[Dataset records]
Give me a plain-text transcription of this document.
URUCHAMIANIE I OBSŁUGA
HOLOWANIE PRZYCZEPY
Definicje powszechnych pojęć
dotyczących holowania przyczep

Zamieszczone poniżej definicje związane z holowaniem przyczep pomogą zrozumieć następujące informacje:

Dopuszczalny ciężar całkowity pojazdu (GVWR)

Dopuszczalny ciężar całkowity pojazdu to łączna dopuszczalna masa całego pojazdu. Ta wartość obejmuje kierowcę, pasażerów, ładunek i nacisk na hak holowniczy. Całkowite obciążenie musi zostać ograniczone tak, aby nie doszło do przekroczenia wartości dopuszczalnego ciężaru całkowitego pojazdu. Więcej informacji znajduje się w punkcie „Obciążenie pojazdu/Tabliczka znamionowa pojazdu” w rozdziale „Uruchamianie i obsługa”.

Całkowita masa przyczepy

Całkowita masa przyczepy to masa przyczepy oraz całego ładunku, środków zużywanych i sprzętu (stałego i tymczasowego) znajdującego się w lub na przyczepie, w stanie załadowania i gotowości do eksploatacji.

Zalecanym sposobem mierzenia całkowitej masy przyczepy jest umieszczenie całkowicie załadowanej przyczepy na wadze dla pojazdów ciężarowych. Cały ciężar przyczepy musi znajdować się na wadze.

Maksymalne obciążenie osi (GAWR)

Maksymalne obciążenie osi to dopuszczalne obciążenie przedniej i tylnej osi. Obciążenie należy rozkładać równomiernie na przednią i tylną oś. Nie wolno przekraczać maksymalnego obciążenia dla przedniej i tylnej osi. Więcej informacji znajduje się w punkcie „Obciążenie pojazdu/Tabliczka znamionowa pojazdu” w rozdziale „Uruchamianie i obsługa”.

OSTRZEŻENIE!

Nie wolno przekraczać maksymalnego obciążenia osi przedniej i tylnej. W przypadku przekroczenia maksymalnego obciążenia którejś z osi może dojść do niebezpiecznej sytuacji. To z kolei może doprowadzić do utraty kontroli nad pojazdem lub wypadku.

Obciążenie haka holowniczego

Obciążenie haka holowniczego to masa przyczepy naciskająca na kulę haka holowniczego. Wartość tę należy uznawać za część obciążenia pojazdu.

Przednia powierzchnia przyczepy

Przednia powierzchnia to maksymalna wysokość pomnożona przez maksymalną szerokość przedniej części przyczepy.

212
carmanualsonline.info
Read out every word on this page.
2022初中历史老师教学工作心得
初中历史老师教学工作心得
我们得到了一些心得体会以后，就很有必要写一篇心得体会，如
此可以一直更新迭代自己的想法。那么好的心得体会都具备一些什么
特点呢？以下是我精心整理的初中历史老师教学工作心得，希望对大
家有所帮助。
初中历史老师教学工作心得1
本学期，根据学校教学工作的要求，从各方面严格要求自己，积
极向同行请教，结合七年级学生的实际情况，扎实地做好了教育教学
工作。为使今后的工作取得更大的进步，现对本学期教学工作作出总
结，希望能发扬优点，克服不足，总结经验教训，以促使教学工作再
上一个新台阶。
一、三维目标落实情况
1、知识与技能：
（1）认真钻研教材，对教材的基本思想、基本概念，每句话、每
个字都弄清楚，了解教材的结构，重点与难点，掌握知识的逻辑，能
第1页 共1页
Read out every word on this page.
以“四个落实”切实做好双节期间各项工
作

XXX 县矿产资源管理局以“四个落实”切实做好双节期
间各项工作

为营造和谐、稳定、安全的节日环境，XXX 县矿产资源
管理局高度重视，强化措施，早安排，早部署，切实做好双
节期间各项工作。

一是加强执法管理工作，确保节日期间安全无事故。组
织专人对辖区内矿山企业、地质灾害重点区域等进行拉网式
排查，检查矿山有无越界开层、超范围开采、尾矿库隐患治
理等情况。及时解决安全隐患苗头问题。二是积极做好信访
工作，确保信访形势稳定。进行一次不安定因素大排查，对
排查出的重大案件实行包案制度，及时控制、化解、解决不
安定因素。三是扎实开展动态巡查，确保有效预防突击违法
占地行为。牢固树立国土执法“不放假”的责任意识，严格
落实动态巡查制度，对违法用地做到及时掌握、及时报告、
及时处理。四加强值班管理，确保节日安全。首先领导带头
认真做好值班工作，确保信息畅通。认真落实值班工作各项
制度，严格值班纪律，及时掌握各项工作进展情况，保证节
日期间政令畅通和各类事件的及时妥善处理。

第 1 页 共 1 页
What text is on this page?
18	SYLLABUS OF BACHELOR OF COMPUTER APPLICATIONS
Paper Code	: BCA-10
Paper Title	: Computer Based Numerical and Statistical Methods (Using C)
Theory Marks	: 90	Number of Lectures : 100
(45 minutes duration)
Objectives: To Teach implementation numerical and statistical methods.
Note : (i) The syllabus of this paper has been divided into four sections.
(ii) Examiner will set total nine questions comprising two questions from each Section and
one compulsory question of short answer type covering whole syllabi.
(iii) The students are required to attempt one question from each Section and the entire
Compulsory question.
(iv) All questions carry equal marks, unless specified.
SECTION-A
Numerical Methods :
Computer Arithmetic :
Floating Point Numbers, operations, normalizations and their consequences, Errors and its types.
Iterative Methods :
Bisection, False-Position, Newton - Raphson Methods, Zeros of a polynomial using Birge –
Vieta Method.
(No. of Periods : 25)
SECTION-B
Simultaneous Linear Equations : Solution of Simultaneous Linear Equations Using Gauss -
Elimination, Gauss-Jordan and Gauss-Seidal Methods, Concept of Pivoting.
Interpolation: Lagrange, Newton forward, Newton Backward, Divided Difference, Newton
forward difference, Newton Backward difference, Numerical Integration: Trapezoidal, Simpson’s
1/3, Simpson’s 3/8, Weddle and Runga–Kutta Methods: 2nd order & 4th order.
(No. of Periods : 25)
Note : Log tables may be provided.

▸ **EXERCISE REQUIREMENTS**
Emit the records above again, exactly, with no line skipped.

▸ **FINAL RESULT**
Give me a plain-text transcription of this document.
URUCHAMIANIE I OBSŁUGA
HOLOWANIE PRZYCZEPY
Definicje powszechnych pojęć
dotyczących holowania przyczep

Zamieszczone poniżej definicje związane z holowaniem przyczep pomogą zrozumieć następujące informacje:

Dopuszczalny ciężar całkowity pojazdu (GVWR)

Dopuszczalny ciężar całkowity pojazdu to łączna dopuszczalna masa całego pojazdu. Ta wartość obejmuje kierowcę, pasażerów, ładunek i nacisk na hak holowniczy. Całkowite obciążenie musi zostać ograniczone tak, aby nie doszło do przekroczenia wartości dopuszczalnego ciężaru całkowitego pojazdu. Więcej informacji znajduje się w punkcie „Obciążenie pojazdu/Tabliczka znamionowa pojazdu” w rozdziale „Uruchamianie i obsługa”.

Całkowita masa przyczepy

Całkowita masa przyczepy to masa przyczepy oraz całego ładunku, środków zużywanych i sprzętu (stałego i tymczasowego) znajdującego się w lub na przyczepie, w stanie załadowania i gotowości do eksploatacji.

Zalecanym sposobem mierzenia całkowitej masy przyczepy jest umieszczenie całkowicie załadowanej przyczepy na wadze dla pojazdów ciężarowych. Cały ciężar przyczepy musi znajdować się na wadze.

Maksymalne obciążenie osi (GAWR)

Maksymalne obciążenie osi to dopuszczalne obciążenie przedniej i tylnej osi. Obciążenie należy rozkładać równomiernie na przednią i tylną oś. Nie wolno przekraczać maksymalnego obciążenia dla przedniej i tylnej osi. Więcej informacji znajduje się w punkcie „Obciążenie pojazdu/Tabliczka znamionowa pojazdu” w rozdziale „Uruchamianie i obsługa”.

OSTRZEŻENIE!

Nie wolno przekraczać maksymalnego obciążenia osi przedniej i tylnej. W przypadku przekroczenia maksymalnego obciążenia którejś z osi może dojść do niebezpiecznej sytuacji. To z kolei może doprowadzić do utraty kontroli nad pojazdem lub wypadku.

Obciążenie haka holowniczego

Obciążenie haka holowniczego to masa przyczepy naciskająca na kulę haka holowniczego. Wartość tę należy uznawać za część obciążenia pojazdu.

Przednia powierzchnia przyczepy

Przednia powierzchnia to maksymalna wysokość pomnożona przez maksymalną szerokość przedniej części przyczepy.

212
carmanualsonline.info
Read out every word on this page.
2022初中历史老师教学工作心得
初中历史老师教学工作心得
我们得到了一些心得体会以后，就很有必要写一篇心得体会，如
此可以一直更新迭代自己的想法。那么好的心得体会都具备一些什么
特点呢？以下是我精心整理的初中历史老师教学工作心得，希望对大
家有所帮助。
初中历史老师教学工作心得1
本学期，根据学校教学工作的要求，从各方面严格要求自己，积
极向同行请教，结合七年级学生的实际情况，扎实地做好了教育教学
工作。为使今后的工作取得更大的进步，现对本学期教学工作作出总
结，希望能发扬优点，克服不足，总结经验教训，以促使教学工作再
上一个新台阶。
一、三维目标落实情况
1、知识与技能：
（1）认真钻研教材，对教材的基本思想、基本概念，每句话、每
个字都弄清楚，了解教材的结构，重点与难点，掌握知识的逻辑，能
第1页 共1页
Read out every word on this page.
以“四个落实”切实做好双节期间各项工
作

XXX 县矿产资源管理局以“四个落实”切实做好双节期
间各项工作

为营造和谐、稳定、安全的节日环境，XXX 县矿产资源
管理局高度重视，强化措施，早安排，早部署，切实做好双
节期间各项工作。

一是加强执法管理工作，确保节日期间安全无事故。组
织专人对辖区内矿山企业、地质灾害重点区域等进行拉网式
排查，检查矿山有无越界开层、超范围开采、尾矿库隐患治
理等情况。及时解决安全隐患苗头问题。二是积极做好信访
工作，确保信访形势稳定。进行一次不安定因素大排查，对
排查出的重大案件实行包案制度，及时控制、化解、解决不
安定因素。三是扎实开展动态巡查，确保有效预防突击违法
占地行为。牢固树立国土执法“不放假”的责任意识，严格
落实动态巡查制度，对违法用地做到及时掌握、及时报告、
及时处理。四加强值班管理，确保节日安全。首先领导带头
认真做好值班工作，确保信息畅通。认真落实值班工作各项
制度，严格值班纪律，及时掌握各项工作进展情况，保证节
日期间政令畅通和各类事件的及时妥善处理。

第 1 页 共 1 页
What text is on this page?
18	SYLLABUS OF BACHELOR OF COMPUTER APPLICATIONS
Paper Code	: BCA-10
Paper Title	: Computer Based Numerical and Statistical Methods (Using C)
Theory Marks	: 90	Number of Lectures : 100
(45 minutes duration)
Objectives: To Teach implementation numerical and statistical methods.
Note : (i) The syllabus of this paper has been divided into four sections.
(ii) Examiner will set total nine questions comprising two questions from each Section and
one compulsory question of short answer type covering whole syllabi.
(iii) The students are required to attempt one question from each Section and the entire
Compulsory question.
(iv) All questions carry equal marks, unless specified.
SECTION-A
Numerical Methods :
Computer Arithmetic :
Floating Point Numbers, operations, normalizations and their consequences, Errors and its types.
Iterative Methods :
Bisection, False-Position, Newton - Raphson Methods, Zeros of a polynomial using Birge –
Vieta Method.
(No. of Periods : 25)
SECTION-B
Simultaneous Linear Equations : Solution of Simultaneous Linear Equations Using Gauss -
Elimination, Gauss-Jordan and Gauss-Seidal Methods, Concept of Pivoting.
Interpolation: Lagrange, Newton forward, Newton Backward, Divided Difference, Newton
forward difference, Newton Backward difference, Numerical Integration: Trapezoidal, Simpson’s
1/3, Simpson’s 3/8, Weddle and Runga–Kutta Methods: 2nd order & 4th order.
(No. of Periods : 25)
Note : Log tables may be provided.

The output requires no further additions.